Short task
The lines to extract begin at the line that contains "Convert this document image to plain text." and run through the last line of the listing; reproduce them exactly, minus any pictures.

[START Records for the task]

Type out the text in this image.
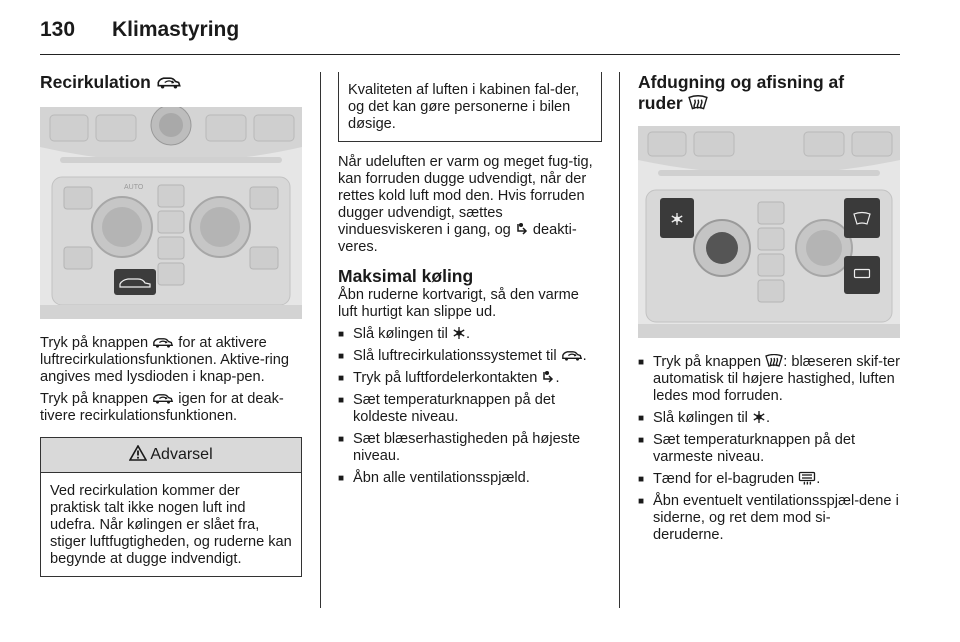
130 Klimastyring
Recirkulation
AUTO

Tryk på knappen  for at aktivere luftrecirkulationsfunktionen. Aktive-ring angives med lysdioden i knap-pen.

Tryk på knappen  igen for at deak-tivere recirkulationsfunktionen.

Advarsel
Ved recirkulation kommer der praktisk talt ikke nogen luft ind udefra. Når kølingen er slået fra, stiger luftfugtigheden, og ruderne kan begynde at dugge indvendigt.
Kvaliteten af luften i kabinen fal-der, og det kan gøre personerne i bilen døsige.

Når udeluften er varm og meget fug-tig, kan forruden dugge udvendigt, når der rettes kold luft mod den. Hvis forruden dugger udvendigt, sættes vinduesviskeren i gang, og  deakti-veres.

Maksimal køling

Åbn ruderne kortvarigt, så den varme luft hurtigt kan slippe ud.

■ Slå kølingen til .
■ Slå luftrecirkulationssystemet til .
■ Tryk på luftfordelerkontakten .
■ Sæt temperaturknappen på det koldeste niveau.
■ Sæt blæserhastigheden på højeste niveau.
■ Åbn alle ventilationsspjæld.
Afdugning og afisning af
ruder
■ Tryk på knappen : blæseren skif-ter automatisk til højere hastighed, luften ledes mod forruden.
■ Slå kølingen til .
■ Sæt temperaturknappen på det varmeste niveau.
■ Tænd for el-bagruden .
■ Åbn eventuelt ventilationsspjæl-dene i siderne, og ret dem mod si-deruderne.
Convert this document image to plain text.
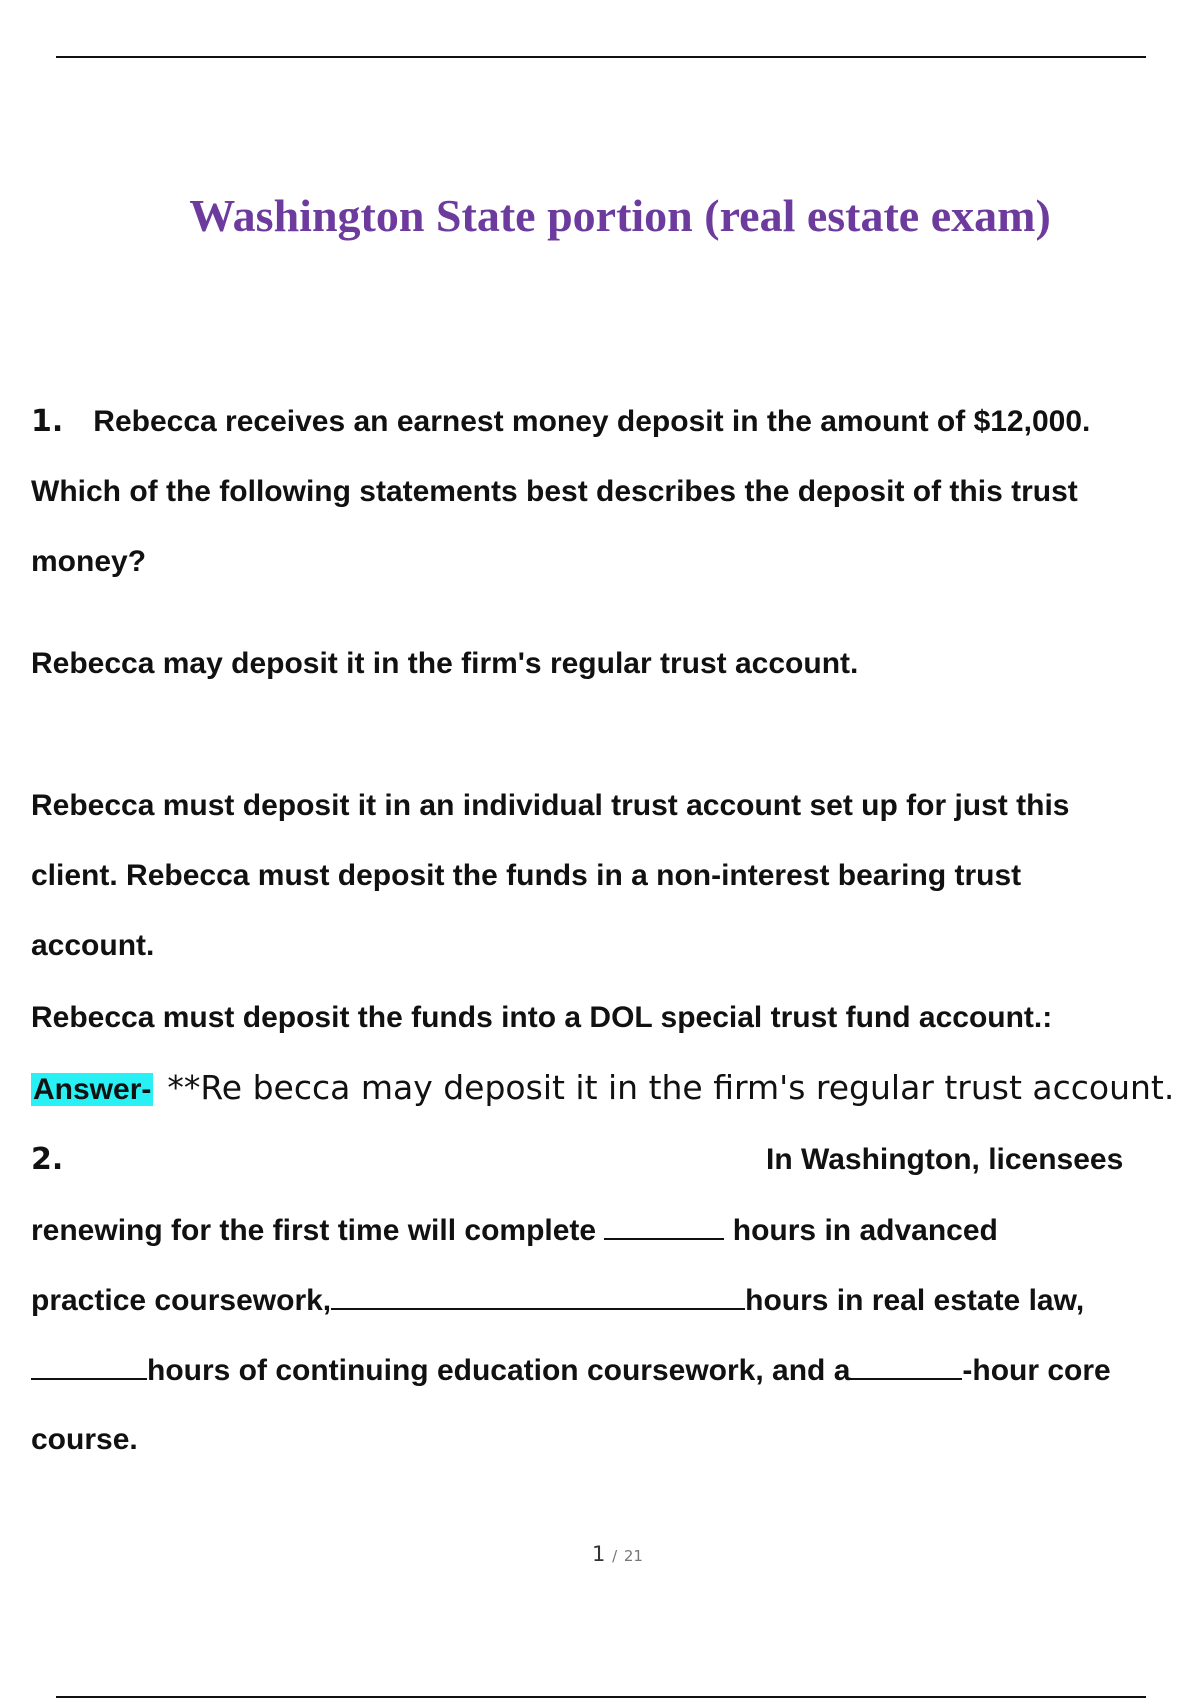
Washington State portion (real estate exam)
1. Rebecca receives an earnest money deposit in the amount of $12,000.
Which of the following statements best describes the deposit of this trust
money?
Rebecca may deposit it in the firm's regular trust account.
Rebecca must deposit it in an individual trust account set up for just this
client. Rebecca must deposit the funds in a non-interest bearing trust
account.
Rebecca must deposit the funds into a DOL special trust fund account.:
Answer- **Re becca may deposit it in the firm's regular trust account.
2.	In Washington, licensees
renewing for the first time will complete	hours in advanced
practice coursework,	hours in real estate law,
hours of continuing education coursework, and a	-hour core
course.
1 / 21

[END Records for the task]

Response below
Convert this document image to plain text.
Washington State portion (real estate exam)
1. Rebecca receives an earnest money deposit in the amount of $12,000.
Which of the following statements best describes the deposit of this trust
money?
Rebecca may deposit it in the firm's regular trust account.
Rebecca must deposit it in an individual trust account set up for just this
client. Rebecca must deposit the funds in a non-interest bearing trust
account.
Rebecca must deposit the funds into a DOL special trust fund account.:
Answer- **Re becca may deposit it in the firm's regular trust account.
2.	In Washington, licensees
renewing for the first time will complete	hours in advanced
practice coursework,	hours in real estate law,
hours of continuing education coursework, and a	-hour core
course.
1 / 21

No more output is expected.